### RECORDS TO PROCESS
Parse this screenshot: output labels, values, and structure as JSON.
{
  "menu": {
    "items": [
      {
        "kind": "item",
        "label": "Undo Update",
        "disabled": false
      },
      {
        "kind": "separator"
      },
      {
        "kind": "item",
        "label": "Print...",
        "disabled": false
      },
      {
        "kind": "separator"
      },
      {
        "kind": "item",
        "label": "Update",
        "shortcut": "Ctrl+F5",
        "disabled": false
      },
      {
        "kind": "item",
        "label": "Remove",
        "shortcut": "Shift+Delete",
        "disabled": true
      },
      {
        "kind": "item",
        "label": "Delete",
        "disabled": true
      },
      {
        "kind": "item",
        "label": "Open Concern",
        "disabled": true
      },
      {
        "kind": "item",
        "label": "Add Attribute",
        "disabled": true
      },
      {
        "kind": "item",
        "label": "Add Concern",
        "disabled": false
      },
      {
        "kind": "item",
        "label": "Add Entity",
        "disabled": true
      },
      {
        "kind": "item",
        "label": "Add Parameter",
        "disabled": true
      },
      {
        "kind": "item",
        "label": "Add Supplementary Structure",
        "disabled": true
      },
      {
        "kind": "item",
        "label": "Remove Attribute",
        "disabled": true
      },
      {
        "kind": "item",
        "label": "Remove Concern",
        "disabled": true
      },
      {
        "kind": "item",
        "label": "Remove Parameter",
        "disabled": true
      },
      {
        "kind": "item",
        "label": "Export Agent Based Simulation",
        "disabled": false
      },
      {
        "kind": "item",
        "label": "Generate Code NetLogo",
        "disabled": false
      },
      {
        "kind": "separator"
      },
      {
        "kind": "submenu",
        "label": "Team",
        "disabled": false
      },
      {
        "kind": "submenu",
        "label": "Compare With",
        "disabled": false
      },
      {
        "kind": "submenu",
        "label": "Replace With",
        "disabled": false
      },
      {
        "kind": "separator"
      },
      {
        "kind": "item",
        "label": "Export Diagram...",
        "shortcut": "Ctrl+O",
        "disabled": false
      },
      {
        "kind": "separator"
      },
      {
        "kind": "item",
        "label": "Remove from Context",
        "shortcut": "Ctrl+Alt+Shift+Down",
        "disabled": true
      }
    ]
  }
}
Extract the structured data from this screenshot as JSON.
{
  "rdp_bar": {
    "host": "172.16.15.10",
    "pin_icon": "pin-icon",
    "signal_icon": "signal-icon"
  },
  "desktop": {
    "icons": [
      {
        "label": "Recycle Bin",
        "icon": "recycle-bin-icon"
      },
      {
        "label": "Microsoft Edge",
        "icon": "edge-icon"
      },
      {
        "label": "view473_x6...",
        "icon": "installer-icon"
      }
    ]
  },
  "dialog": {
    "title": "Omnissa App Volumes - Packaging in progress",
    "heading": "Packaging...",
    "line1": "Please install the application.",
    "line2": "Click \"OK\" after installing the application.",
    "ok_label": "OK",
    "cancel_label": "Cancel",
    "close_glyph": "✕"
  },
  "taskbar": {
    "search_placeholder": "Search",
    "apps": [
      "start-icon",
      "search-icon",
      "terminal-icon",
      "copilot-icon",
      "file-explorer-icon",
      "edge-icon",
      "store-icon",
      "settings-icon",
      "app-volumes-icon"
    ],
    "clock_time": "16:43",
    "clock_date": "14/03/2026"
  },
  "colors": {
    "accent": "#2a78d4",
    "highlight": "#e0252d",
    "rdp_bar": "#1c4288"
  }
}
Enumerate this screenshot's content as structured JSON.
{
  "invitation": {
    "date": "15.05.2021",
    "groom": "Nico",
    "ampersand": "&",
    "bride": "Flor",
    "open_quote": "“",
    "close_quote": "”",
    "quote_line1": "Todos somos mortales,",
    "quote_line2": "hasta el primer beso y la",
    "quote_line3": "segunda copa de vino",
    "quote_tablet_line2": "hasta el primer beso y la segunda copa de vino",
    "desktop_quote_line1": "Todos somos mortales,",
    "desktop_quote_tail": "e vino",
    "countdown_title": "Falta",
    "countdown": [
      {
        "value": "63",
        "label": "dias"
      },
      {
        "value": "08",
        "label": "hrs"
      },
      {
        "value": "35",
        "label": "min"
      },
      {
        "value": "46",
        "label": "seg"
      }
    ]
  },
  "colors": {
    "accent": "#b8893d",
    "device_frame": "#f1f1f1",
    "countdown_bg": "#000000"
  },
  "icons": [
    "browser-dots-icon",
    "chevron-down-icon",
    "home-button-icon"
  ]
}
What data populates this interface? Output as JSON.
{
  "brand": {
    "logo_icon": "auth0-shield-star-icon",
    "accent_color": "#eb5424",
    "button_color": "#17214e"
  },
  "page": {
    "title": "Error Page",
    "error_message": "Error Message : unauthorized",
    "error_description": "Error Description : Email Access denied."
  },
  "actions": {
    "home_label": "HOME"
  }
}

### EXERCISE
Copy all lines of the listing above that contain the string "somos".

### COMPLETED TASK
    "quote_line1": "Todos somos mortales,",
    "desktop_quote_line1": "Todos somos mortales,",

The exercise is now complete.